**TASK TO COMPLETE:**
Set down each entry from the block beneath, exactly as written.

==== SUPPLIED RECORDS ====

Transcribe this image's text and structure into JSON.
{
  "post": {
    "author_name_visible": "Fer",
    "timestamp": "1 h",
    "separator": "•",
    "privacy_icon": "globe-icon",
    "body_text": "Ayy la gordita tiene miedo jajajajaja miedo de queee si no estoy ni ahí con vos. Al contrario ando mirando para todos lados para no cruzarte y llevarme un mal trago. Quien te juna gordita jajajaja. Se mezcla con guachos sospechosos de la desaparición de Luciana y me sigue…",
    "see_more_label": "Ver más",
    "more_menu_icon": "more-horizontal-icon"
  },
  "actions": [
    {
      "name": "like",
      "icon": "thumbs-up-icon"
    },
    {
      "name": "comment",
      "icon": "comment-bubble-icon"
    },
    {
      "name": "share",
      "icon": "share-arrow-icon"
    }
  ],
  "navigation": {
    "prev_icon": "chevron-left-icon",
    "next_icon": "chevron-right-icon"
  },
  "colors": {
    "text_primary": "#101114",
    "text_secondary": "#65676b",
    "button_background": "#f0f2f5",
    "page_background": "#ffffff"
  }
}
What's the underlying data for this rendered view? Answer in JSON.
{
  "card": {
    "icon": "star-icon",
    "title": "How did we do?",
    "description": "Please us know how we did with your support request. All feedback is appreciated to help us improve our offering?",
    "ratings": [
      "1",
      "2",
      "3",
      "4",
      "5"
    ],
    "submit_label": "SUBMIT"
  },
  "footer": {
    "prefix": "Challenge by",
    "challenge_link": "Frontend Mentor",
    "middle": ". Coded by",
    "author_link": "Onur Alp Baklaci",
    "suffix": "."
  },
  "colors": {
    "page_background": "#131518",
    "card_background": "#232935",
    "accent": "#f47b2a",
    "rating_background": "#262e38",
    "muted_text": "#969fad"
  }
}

====

**WRITTEN SOLUTION:**
Transcribe this image's text and structure into JSON.
{
  "post": {
    "author_name_visible": "Fer",
    "timestamp": "1 h",
    "separator": "•",
    "privacy_icon": "globe-icon",
    "body_text": "Ayy la gordita tiene miedo jajajajaja miedo de queee si no estoy ni ahí con vos. Al contrario ando mirando para todos lados para no cruzarte y llevarme un mal trago. Quien te juna gordita jajajaja. Se mezcla con guachos sospechosos de la desaparición de Luciana y me sigue…",
    "see_more_label": "Ver más",
    "more_menu_icon": "more-horizontal-icon"
  },
  "actions": [
    {
      "name": "like",
      "icon": "thumbs-up-icon"
    },
    {
      "name": "comment",
      "icon": "comment-bubble-icon"
    },
    {
      "name": "share",
      "icon": "share-arrow-icon"
    }
  ],
  "navigation": {
    "prev_icon": "chevron-left-icon",
    "next_icon": "chevron-right-icon"
  },
  "colors": {
    "text_primary": "#101114",
    "text_secondary": "#65676b",
    "button_background": "#f0f2f5",
    "page_background": "#ffffff"
  }
}
What's the underlying data for this rendered view? Answer in JSON.
{
  "card": {
    "icon": "star-icon",
    "title": "How did we do?",
    "description": "Please us know how we did with your support request. All feedback is appreciated to help us improve our offering?",
    "ratings": [
      "1",
      "2",
      "3",
      "4",
      "5"
    ],
    "submit_label": "SUBMIT"
  },
  "footer": {
    "prefix": "Challenge by",
    "challenge_link": "Frontend Mentor",
    "middle": ". Coded by",
    "author_link": "Onur Alp Baklaci",
    "suffix": "."
  },
  "colors": {
    "page_background": "#131518",
    "card_background": "#232935",
    "accent": "#f47b2a",
    "rating_background": "#262e38",
    "muted_text": "#969fad"
  }
}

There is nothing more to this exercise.